━━ Text excerpt

However, the variables selection problem for GWR models has not been analysed in depth yet. This type of regression carries a great computational burden, as the area of influence for local estimates needs to be determined and, in addition, a linear regression for each element in the sample must be estimated. The most common procedure to address this problem is to obtain the best OLS model and then convert it to local regression by means of GWR (e.g., see, [21,24]). The authors of [25] proposed an alternative that worked directly with the GWR model by means of a forward stepwise algorithm considering the corrected Akaike Information Criterion (AICc) as a measure of goodness of fit. However, their method was applied to a model with much smaller number of variables than the problems we address.

The methodology proposed in this paper was employed to determine the best GWR model that explains the rental price of the entire properties advertised on Airbnb in Gran Canaria (Spain). To this end, a database containing 150 variables has been generated. The rest of the paper is structured as follows. Section 2 describes the methodology suggested for selecting the price determinants, as well as the data extraction. The results obtained after applying the proposed procedures are discussed in Section 3. Finally, Section 4 presents conclusions and future working lines.

3. Methods and Data

3.1. GWR Model

In this paper, we aim to identify the price determinants of P2P properties distributed in a certain area. To do this, we have information stored in a dataset $X=\left\{x_1,x_2,\dots ,x_K\right\}$, with $k\in \left\{1,2,\dots ,K\right\}$, where x_k describes certain characteristic of the property. We assume that the rental price p can be explained by means of a linear expression of these characteristics (independent variables). Therefore, the multiple linear regression model states that p can be expressed as

$$p={\beta }_0+{\displaystyle \sum _{k=1}^K{\beta }_k{x}_k+\epsilon }$$

(1)

━━━━

> _Aim of the task_
Retype the passage from the GWR variable-selection text above without any changes, starting at "However, the variables" and ending at "problems we address.".

━━ Data excerpts

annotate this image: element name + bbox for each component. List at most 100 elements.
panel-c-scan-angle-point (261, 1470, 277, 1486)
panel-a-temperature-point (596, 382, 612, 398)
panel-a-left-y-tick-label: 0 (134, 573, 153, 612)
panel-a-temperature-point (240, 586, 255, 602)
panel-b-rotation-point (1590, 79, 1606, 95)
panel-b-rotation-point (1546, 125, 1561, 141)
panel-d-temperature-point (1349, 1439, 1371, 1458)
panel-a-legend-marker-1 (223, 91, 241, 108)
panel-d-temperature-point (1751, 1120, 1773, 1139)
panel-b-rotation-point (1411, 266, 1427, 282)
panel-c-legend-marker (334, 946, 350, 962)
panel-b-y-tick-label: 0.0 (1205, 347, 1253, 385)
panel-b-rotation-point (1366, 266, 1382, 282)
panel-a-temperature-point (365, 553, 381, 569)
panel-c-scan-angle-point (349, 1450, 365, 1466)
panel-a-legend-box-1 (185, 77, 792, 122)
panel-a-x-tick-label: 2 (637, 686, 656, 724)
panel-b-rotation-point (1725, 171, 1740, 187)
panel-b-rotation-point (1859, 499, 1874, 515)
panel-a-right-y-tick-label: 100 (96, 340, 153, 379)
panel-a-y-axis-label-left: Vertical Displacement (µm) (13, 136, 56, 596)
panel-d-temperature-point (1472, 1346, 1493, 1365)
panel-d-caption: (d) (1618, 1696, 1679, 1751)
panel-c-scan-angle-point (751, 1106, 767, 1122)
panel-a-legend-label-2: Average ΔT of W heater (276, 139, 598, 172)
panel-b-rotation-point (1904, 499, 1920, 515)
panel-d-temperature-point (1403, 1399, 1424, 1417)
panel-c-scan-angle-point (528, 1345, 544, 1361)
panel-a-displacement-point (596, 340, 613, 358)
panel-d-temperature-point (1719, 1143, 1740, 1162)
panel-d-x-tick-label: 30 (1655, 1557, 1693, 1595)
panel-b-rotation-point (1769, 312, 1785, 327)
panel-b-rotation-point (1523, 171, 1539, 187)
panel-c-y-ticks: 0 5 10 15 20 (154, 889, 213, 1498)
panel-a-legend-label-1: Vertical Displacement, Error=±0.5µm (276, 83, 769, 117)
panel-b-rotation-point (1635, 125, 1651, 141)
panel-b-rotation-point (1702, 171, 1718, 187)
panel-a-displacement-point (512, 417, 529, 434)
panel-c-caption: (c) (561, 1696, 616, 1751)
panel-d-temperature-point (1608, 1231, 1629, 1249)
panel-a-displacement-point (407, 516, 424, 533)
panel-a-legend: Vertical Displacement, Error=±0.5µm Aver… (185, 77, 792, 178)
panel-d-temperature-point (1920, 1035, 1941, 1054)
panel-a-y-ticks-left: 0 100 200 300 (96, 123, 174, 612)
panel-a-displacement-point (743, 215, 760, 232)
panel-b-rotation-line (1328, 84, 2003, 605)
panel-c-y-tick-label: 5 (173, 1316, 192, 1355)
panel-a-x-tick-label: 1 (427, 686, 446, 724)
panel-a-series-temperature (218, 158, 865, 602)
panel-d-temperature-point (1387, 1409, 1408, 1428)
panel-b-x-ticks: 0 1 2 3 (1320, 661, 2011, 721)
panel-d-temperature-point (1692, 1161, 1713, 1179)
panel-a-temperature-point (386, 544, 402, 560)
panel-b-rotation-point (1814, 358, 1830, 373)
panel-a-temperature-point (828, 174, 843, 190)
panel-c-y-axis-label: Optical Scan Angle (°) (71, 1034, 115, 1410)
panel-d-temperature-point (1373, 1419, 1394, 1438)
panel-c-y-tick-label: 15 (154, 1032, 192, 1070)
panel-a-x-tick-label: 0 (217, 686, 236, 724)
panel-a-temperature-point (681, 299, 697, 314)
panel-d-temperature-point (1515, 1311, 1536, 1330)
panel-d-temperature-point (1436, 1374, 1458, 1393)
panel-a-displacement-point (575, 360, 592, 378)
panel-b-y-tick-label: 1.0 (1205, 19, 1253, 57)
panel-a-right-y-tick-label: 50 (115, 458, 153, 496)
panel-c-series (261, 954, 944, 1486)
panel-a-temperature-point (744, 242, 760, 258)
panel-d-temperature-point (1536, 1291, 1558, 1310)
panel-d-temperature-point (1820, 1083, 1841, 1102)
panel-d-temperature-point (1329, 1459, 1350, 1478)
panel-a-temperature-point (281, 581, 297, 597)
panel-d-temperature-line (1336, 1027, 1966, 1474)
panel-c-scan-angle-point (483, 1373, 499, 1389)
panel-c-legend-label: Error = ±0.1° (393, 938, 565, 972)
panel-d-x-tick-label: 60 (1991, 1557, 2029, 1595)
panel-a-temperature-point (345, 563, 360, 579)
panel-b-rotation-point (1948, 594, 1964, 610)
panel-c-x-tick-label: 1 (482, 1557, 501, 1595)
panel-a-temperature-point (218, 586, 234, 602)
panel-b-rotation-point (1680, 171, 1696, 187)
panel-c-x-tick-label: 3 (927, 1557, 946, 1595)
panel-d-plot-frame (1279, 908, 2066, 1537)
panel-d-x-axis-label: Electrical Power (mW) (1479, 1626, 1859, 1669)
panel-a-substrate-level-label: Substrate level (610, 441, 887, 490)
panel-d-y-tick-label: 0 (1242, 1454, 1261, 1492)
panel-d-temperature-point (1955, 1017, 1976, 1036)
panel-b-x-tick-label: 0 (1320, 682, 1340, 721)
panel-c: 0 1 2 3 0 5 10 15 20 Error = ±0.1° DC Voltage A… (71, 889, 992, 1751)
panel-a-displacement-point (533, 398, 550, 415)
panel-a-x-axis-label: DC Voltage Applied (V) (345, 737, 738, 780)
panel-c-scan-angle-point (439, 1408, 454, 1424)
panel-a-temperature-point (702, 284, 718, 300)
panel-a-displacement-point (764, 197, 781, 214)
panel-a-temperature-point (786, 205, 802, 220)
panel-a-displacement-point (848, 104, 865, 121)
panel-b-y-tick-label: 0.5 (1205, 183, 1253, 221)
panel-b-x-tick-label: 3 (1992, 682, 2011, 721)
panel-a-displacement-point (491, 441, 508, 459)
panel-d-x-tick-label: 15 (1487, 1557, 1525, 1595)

━━━━

> _Exercise answer_
However, the variables selection problem for GWR models has not been analysed in depth yet. This type of regression carries a great computational burden, as the area of influence for local estimates needs to be determined and, in addition, a linear regression for each element in the sample must be estimated. The most common procedure to address this problem is to obtain the best OLS model and then convert it to local regression by means of GWR (e.g., see, [21,24]). The authors of [25] proposed an alternative that worked directly with the GWR model by means of a forward stepwise algorithm considering the corrected Akaike Information Criterion (AICc) as a measure of goodness of fit. However, their method was applied to a model with much smaller number of variables than the problems we address.